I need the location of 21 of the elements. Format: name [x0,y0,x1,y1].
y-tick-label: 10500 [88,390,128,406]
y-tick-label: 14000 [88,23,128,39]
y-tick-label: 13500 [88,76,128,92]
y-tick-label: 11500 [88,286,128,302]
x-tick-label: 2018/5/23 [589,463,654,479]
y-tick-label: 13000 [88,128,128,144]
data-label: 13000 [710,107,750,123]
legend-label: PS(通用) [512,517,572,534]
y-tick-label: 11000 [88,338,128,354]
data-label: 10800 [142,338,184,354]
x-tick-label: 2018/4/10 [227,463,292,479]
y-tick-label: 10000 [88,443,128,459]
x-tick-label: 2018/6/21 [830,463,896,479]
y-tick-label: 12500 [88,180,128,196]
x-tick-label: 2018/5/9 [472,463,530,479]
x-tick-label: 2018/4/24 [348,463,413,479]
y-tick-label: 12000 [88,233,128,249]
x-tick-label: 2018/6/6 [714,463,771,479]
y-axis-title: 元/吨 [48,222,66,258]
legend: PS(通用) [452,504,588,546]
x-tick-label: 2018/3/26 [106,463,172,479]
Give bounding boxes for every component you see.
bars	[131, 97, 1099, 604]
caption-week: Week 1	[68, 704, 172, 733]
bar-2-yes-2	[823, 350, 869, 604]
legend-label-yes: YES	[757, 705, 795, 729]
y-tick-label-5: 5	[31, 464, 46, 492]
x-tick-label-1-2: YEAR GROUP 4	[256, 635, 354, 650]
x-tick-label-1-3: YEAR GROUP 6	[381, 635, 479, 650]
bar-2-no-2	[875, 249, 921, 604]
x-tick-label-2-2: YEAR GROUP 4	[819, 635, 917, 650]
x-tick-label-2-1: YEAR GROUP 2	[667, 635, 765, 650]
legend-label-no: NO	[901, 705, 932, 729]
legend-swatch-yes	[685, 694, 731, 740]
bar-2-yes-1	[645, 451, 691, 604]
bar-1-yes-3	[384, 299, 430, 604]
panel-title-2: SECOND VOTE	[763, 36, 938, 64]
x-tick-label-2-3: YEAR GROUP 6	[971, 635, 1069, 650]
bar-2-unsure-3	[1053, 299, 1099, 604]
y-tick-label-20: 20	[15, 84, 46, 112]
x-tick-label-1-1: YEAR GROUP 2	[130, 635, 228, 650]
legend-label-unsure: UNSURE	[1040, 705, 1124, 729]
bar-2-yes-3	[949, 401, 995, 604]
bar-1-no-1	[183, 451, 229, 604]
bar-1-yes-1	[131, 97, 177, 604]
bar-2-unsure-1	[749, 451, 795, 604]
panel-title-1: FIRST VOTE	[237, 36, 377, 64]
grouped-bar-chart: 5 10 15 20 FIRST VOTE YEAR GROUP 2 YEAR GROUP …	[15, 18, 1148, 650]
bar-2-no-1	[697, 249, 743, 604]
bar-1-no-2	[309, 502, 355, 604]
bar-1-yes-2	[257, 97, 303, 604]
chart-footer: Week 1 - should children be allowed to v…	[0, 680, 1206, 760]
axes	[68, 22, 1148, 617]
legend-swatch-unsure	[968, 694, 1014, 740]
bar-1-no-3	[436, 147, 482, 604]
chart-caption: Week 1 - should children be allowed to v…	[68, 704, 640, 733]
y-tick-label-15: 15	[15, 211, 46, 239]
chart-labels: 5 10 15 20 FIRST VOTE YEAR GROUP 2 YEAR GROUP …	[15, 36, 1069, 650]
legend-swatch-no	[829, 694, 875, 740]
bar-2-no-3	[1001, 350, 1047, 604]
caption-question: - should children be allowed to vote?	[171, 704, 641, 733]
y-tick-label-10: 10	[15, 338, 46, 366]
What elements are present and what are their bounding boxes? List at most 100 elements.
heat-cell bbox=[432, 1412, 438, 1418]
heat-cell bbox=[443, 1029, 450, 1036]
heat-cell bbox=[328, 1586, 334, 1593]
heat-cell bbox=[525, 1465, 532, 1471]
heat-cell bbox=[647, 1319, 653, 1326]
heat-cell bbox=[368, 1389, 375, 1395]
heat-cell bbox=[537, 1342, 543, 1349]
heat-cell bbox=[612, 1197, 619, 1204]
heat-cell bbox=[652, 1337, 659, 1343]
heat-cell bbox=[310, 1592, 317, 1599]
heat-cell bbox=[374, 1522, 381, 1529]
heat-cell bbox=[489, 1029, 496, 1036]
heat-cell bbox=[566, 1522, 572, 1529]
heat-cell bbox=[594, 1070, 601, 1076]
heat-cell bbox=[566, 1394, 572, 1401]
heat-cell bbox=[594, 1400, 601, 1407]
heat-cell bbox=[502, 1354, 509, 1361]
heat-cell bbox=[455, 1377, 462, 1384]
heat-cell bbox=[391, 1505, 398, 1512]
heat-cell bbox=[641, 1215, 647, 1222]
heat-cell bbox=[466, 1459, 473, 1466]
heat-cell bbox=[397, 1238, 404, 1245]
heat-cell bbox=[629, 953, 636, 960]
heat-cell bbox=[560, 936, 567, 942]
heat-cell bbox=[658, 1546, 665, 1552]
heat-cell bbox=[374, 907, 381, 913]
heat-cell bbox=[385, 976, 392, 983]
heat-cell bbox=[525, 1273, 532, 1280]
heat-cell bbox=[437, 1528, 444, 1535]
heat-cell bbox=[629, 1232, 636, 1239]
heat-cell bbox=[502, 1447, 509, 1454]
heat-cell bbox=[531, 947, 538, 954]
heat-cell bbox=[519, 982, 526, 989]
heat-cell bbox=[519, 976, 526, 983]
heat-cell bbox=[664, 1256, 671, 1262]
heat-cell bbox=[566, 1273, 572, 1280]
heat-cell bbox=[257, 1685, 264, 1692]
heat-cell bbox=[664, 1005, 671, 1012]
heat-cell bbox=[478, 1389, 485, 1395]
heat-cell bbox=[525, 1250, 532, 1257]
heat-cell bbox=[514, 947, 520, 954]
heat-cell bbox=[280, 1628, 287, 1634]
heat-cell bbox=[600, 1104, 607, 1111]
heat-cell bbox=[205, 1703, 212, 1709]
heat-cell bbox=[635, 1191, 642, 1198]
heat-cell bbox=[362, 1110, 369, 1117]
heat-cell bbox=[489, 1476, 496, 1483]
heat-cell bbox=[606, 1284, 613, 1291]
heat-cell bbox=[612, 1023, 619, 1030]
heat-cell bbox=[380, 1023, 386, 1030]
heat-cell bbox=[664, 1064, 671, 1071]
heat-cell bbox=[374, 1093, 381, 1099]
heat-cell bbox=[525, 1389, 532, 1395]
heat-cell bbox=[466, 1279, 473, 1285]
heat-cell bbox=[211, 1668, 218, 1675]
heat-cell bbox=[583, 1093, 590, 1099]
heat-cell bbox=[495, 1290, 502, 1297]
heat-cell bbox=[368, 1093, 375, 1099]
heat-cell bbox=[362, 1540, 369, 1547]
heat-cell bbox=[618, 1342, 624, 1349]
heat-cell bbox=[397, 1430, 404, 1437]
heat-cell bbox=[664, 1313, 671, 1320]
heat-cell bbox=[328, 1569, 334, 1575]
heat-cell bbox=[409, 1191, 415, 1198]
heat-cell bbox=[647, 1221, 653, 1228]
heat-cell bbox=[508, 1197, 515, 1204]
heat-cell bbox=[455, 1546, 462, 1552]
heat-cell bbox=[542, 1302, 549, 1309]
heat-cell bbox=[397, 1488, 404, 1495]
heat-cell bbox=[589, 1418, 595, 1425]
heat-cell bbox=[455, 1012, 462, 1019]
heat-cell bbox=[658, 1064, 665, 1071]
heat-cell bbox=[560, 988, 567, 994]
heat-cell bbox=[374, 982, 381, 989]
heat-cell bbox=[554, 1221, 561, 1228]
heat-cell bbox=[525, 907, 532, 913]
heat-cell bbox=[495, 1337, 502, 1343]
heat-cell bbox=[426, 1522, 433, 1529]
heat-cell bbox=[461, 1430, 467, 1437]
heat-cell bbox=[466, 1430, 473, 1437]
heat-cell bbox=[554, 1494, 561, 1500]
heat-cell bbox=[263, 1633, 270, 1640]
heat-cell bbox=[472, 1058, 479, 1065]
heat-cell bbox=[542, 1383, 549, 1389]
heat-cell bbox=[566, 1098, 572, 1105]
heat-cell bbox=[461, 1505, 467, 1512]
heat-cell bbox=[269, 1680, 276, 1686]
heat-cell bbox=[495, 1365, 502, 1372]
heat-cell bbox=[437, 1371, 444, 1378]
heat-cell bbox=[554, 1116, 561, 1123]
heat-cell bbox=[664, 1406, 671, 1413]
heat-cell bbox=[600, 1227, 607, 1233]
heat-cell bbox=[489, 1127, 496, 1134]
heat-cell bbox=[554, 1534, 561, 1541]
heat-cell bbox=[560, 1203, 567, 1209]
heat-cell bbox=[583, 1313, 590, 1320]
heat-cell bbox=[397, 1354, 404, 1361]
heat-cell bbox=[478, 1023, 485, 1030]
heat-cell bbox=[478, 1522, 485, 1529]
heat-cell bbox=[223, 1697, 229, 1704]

→ AIM:
Copy verbatim each line above, starting with the very first one and continuing through the line containing "249, 921, 604]", including both.

→ EXERCISE RESULT:
I need the location of 21 of the elements. Format: name [x0,y0,x1,y1].
y-tick-label: 10500 [88,390,128,406]
y-tick-label: 14000 [88,23,128,39]
y-tick-label: 13500 [88,76,128,92]
y-tick-label: 11500 [88,286,128,302]
x-tick-label: 2018/5/23 [589,463,654,479]
y-tick-label: 13000 [88,128,128,144]
data-label: 13000 [710,107,750,123]
legend-label: PS(通用) [512,517,572,534]
y-tick-label: 11000 [88,338,128,354]
data-label: 10800 [142,338,184,354]
x-tick-label: 2018/4/10 [227,463,292,479]
y-tick-label: 10000 [88,443,128,459]
x-tick-label: 2018/6/21 [830,463,896,479]
y-tick-label: 12500 [88,180,128,196]
x-tick-label: 2018/5/9 [472,463,530,479]
x-tick-label: 2018/4/24 [348,463,413,479]
y-tick-label: 12000 [88,233,128,249]
x-tick-label: 2018/6/6 [714,463,771,479]
y-axis-title: 元/吨 [48,222,66,258]
legend: PS(通用) [452,504,588,546]
x-tick-label: 2018/3/26 [106,463,172,479]
Give bounding boxes for every component you see.
bars	[131, 97, 1099, 604]
caption-week: Week 1	[68, 704, 172, 733]
bar-2-yes-2	[823, 350, 869, 604]
legend-label-yes: YES	[757, 705, 795, 729]
y-tick-label-5: 5	[31, 464, 46, 492]
x-tick-label-1-2: YEAR GROUP 4	[256, 635, 354, 650]
x-tick-label-1-3: YEAR GROUP 6	[381, 635, 479, 650]
bar-2-no-2	[875, 249, 921, 604]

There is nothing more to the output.